> _AIM OF THE TASK_:
Report every line of the rows below that contains the word "circuit", treating uppercase and lowercase as different.

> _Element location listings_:
====

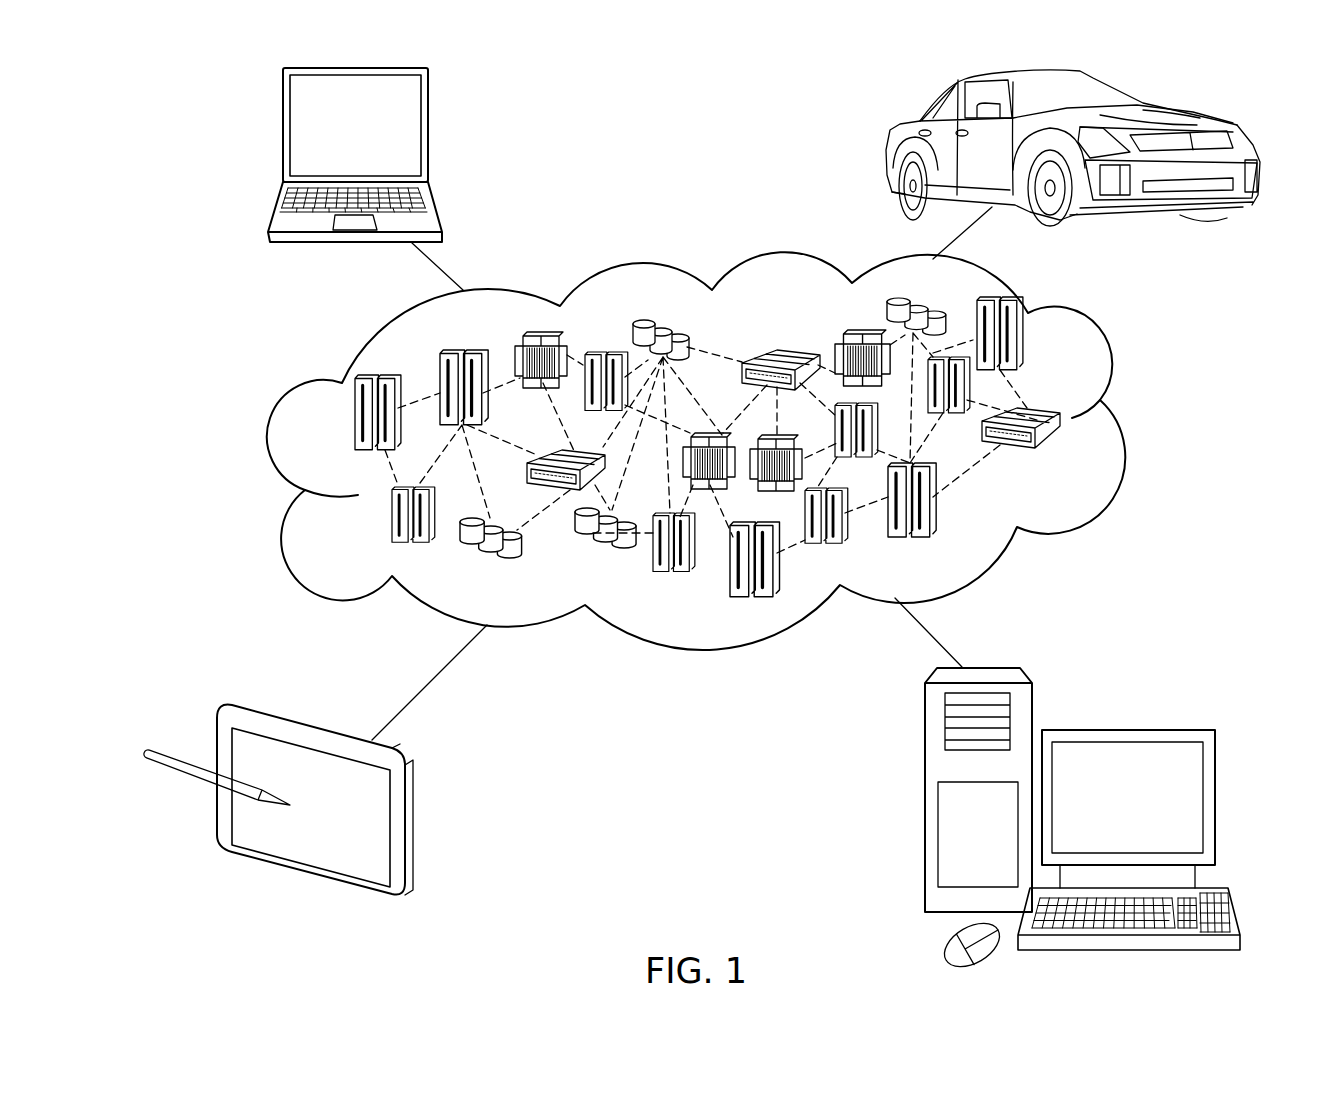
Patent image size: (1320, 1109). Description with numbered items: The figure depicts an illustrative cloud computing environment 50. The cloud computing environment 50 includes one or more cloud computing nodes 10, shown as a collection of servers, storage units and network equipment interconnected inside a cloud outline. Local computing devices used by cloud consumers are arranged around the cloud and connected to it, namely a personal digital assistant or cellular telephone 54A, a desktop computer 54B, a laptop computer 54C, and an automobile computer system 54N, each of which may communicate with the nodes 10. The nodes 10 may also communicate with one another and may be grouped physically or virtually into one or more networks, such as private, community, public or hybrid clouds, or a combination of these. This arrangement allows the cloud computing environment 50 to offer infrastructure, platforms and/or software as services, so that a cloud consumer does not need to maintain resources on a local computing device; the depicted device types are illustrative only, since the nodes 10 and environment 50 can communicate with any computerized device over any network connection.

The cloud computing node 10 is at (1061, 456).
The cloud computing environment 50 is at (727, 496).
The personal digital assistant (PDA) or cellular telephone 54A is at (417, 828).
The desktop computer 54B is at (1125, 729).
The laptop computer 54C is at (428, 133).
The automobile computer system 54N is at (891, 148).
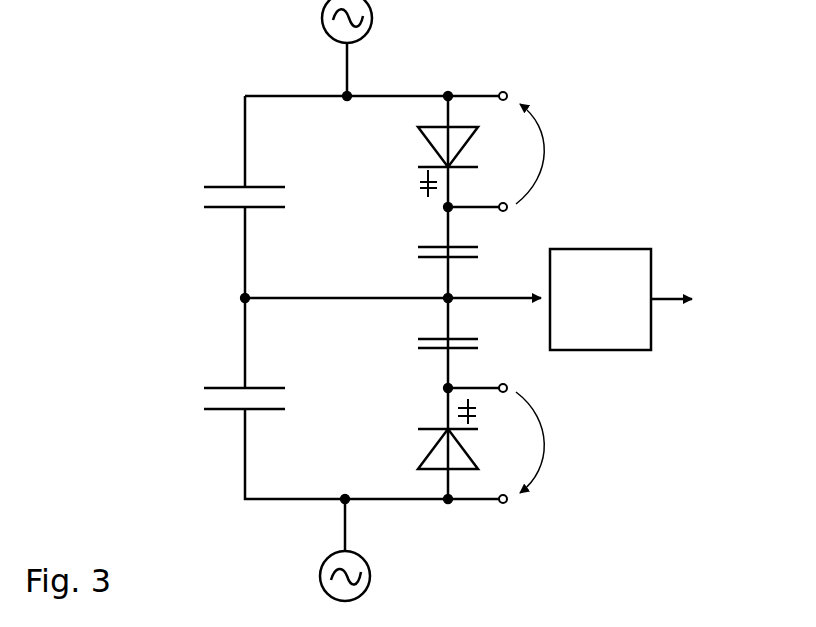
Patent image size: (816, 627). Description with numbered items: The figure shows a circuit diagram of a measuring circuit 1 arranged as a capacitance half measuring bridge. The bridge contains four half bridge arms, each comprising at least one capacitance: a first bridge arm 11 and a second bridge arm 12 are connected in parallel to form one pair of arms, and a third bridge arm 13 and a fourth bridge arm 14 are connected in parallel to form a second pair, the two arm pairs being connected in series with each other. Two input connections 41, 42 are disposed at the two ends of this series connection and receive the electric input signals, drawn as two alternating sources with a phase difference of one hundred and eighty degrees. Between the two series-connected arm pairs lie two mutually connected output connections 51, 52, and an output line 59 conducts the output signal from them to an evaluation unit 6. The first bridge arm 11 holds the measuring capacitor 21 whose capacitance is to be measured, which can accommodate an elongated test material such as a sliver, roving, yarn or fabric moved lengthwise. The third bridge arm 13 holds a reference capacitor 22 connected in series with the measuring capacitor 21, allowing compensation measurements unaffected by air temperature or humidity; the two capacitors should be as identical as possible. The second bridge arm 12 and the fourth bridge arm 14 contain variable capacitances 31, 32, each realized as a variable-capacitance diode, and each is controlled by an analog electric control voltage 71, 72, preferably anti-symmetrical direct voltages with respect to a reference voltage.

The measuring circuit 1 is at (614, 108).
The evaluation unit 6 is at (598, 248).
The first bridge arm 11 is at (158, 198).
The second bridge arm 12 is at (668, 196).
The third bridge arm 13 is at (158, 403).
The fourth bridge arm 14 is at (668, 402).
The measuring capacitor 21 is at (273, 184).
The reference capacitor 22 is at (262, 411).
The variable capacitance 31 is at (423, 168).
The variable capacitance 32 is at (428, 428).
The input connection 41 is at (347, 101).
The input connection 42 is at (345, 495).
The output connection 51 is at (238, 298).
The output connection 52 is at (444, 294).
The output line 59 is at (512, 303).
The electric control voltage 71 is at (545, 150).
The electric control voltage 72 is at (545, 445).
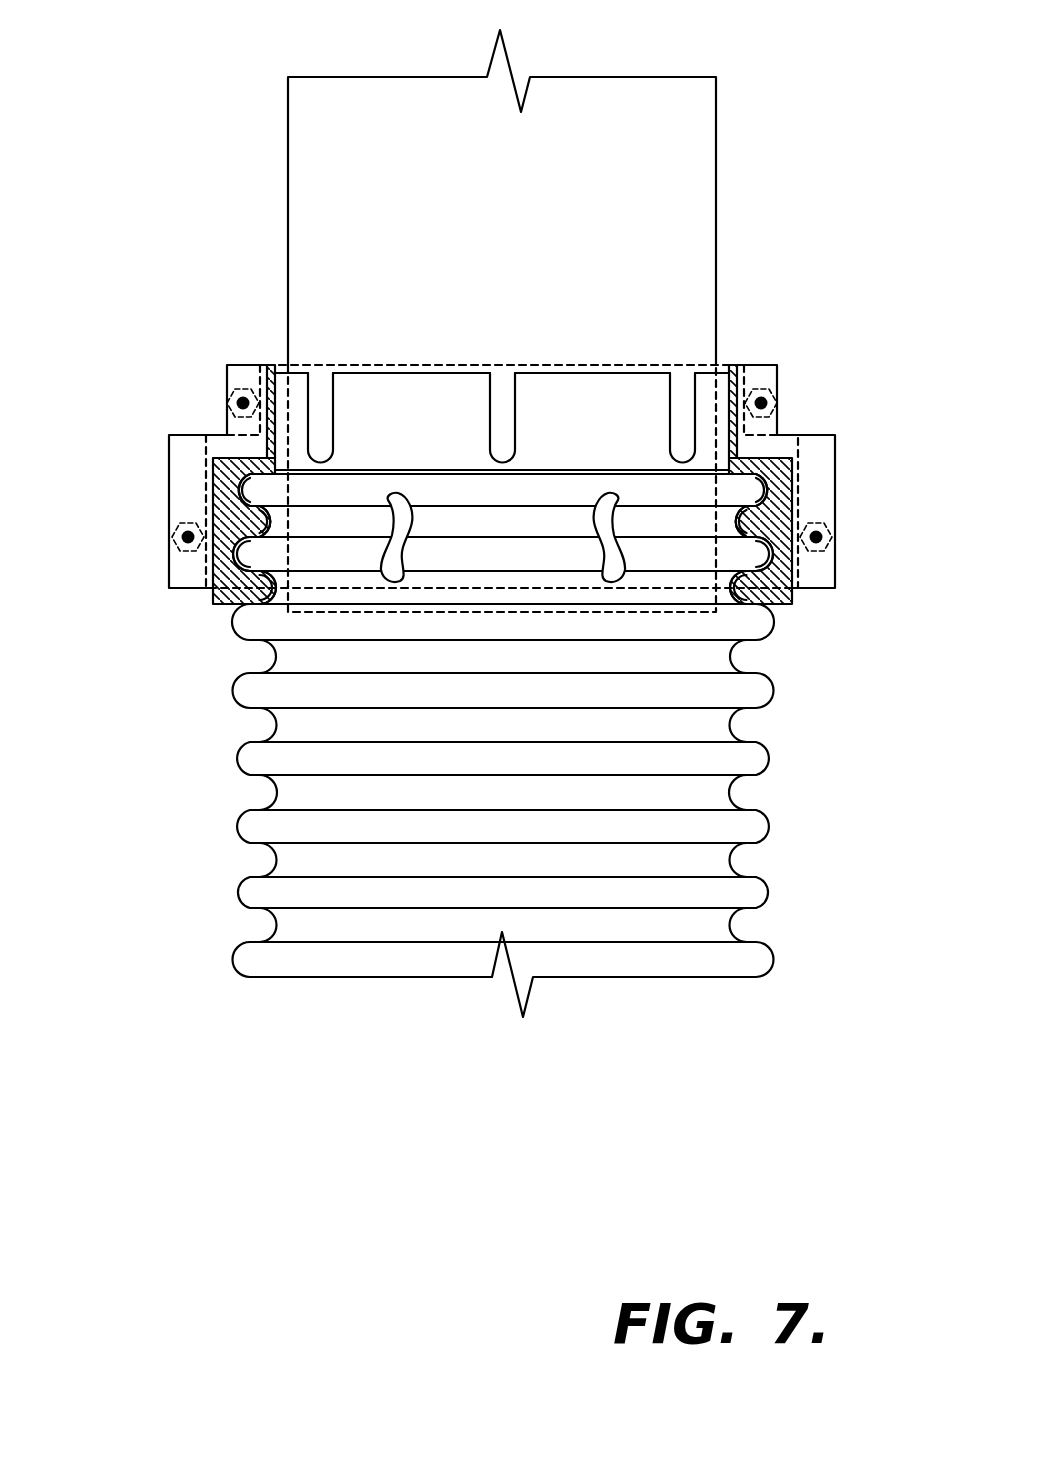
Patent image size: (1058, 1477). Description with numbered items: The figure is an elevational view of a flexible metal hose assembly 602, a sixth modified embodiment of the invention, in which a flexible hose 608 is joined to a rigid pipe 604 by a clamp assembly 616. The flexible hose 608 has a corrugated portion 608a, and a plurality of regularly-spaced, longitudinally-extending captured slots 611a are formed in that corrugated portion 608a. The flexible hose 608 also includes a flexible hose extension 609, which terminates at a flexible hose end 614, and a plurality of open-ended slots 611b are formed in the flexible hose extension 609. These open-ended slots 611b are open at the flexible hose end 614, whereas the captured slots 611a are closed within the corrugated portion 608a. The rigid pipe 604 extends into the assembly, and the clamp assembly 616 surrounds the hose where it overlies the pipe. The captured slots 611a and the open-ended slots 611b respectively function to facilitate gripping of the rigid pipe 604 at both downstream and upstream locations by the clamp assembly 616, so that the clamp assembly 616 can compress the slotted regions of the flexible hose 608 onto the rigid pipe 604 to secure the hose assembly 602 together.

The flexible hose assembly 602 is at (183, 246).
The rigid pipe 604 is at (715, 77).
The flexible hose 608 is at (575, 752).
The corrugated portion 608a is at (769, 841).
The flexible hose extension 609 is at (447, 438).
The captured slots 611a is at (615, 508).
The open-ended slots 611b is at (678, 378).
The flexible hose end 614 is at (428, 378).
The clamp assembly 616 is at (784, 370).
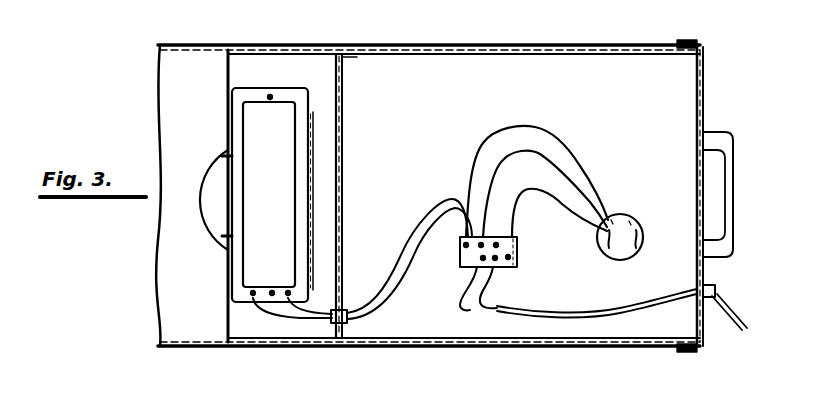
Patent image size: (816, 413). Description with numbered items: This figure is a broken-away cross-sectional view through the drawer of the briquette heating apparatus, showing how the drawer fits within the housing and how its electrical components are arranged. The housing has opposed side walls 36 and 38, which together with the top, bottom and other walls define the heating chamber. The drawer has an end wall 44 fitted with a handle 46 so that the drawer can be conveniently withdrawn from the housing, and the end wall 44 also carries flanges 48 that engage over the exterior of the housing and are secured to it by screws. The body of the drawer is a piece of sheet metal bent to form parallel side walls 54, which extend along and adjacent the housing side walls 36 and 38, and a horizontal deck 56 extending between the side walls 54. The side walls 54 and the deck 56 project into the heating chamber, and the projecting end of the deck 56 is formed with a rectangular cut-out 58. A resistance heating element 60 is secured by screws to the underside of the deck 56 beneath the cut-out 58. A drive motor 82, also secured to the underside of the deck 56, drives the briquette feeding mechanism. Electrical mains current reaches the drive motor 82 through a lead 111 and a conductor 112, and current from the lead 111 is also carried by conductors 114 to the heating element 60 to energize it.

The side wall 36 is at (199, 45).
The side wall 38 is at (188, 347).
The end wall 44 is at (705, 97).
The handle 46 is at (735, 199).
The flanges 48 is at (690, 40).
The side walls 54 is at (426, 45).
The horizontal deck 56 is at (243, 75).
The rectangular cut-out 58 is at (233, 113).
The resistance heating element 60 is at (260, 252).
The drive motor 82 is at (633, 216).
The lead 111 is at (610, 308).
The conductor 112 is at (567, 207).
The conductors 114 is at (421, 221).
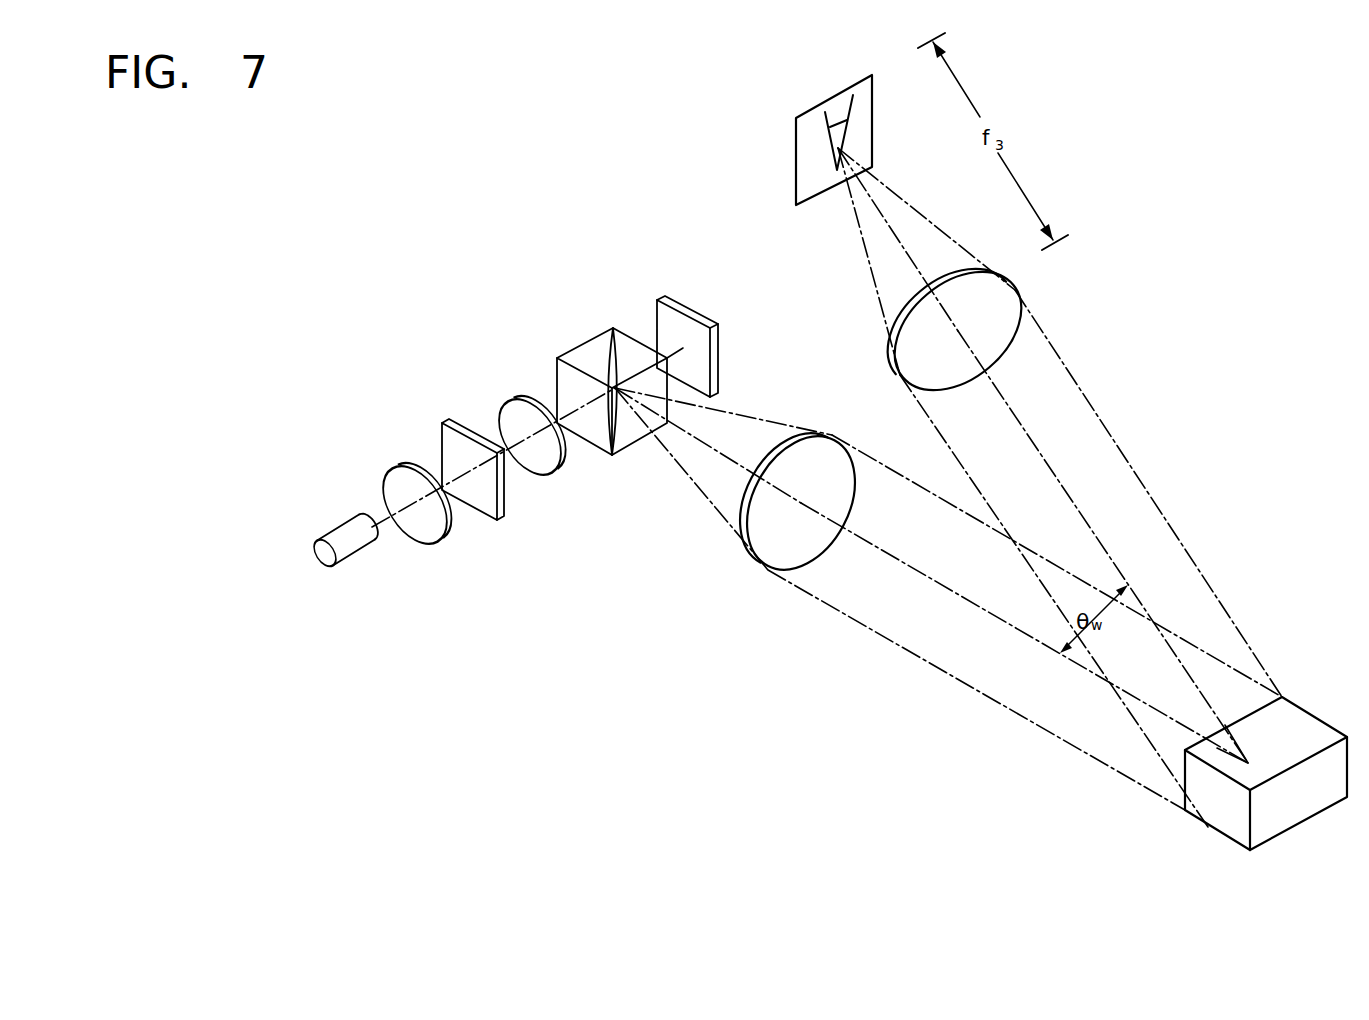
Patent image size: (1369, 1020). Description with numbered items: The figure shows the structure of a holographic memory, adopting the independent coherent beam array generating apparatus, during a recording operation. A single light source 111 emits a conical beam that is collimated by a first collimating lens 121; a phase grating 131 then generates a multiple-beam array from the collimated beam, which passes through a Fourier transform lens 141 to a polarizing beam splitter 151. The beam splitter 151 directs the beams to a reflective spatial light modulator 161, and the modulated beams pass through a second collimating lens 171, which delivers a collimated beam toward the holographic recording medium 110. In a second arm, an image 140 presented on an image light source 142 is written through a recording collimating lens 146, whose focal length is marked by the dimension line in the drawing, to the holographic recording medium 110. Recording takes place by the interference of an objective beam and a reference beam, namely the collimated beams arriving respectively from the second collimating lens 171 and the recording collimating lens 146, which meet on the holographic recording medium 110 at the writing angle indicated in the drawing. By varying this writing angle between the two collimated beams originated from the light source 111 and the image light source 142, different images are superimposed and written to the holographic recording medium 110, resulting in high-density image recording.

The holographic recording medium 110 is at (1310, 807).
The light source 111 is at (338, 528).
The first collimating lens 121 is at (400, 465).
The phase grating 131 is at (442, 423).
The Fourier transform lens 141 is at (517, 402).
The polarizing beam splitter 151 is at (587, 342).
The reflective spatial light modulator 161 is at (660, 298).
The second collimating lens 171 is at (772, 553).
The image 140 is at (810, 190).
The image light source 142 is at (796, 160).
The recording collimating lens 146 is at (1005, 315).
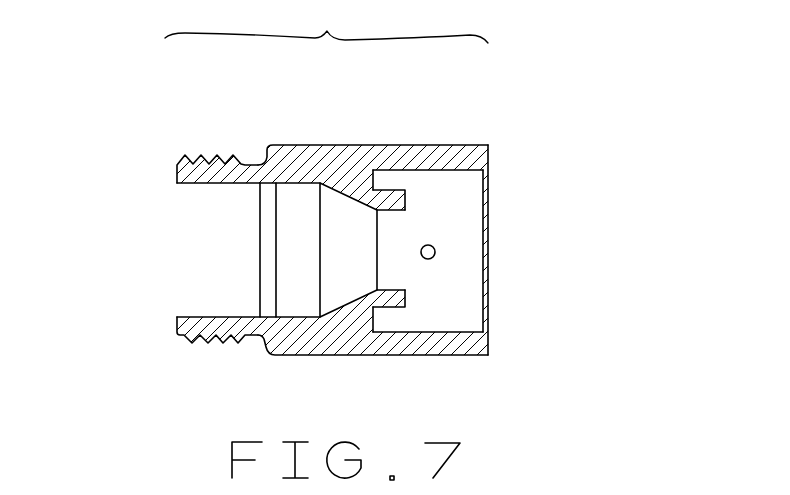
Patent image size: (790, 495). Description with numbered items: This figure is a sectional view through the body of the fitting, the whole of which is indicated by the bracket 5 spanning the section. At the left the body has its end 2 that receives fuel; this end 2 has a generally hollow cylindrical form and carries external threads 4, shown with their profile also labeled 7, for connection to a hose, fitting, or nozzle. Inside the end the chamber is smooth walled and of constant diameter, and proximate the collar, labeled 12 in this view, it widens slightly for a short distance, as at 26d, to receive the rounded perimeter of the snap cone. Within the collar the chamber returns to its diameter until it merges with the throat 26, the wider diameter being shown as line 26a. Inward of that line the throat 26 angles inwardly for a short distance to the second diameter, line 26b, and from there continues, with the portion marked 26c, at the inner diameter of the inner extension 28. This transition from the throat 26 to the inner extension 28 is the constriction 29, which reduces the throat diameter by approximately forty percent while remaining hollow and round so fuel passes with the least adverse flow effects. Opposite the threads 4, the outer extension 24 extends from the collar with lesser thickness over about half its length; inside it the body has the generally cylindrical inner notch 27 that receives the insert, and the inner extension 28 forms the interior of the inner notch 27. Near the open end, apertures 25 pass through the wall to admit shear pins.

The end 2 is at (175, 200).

====

> _ANSWER BELOW_:
Patent image size: (816, 627). Description with numbered items: The figure shows a circuit diagram of a measuring circuit 1 arranged as a capacitance half measuring bridge. The bridge contains four half bridge arms, each comprising at least one capacitance: a first bridge arm 11 and a second bridge arm 12 are connected in parallel to form one pair of arms, and a third bridge arm 13 and a fourth bridge arm 14 are connected in parallel to form a second pair, the two arm pairs being connected in series with each other. Two input connections 41, 42 are disposed at the two ends of this series connection and receive the electric input signals, drawn as two alternating sources with a phase difference of one hundred and eighty degrees. Between the two series-connected arm pairs lie two mutually connected output connections 51, 52, and an output line 59 conducts the output signal from them to an evaluation unit 6. The first bridge arm 11 holds the measuring capacitor 21 whose capacitance is to be measured, which can accommodate an elongated test material such as a sliver, roving, yarn or fabric moved lengthwise. The third bridge arm 13 holds a reference capacitor 22 connected in series with the measuring capacitor 21, allowing compensation measurements unaffected by air temperature or humidity; the two capacitors should be as identical as possible. The second bridge arm 12 and the fourth bridge arm 14 contain variable capacitances 31, 32, each realized as a variable-capacitance diode, and each is controlled by an analog electric control voltage 71, 72, preferably anti-symmetrical direct voltages with respect to a reference voltage.
The measuring circuit 1 is at (614, 108).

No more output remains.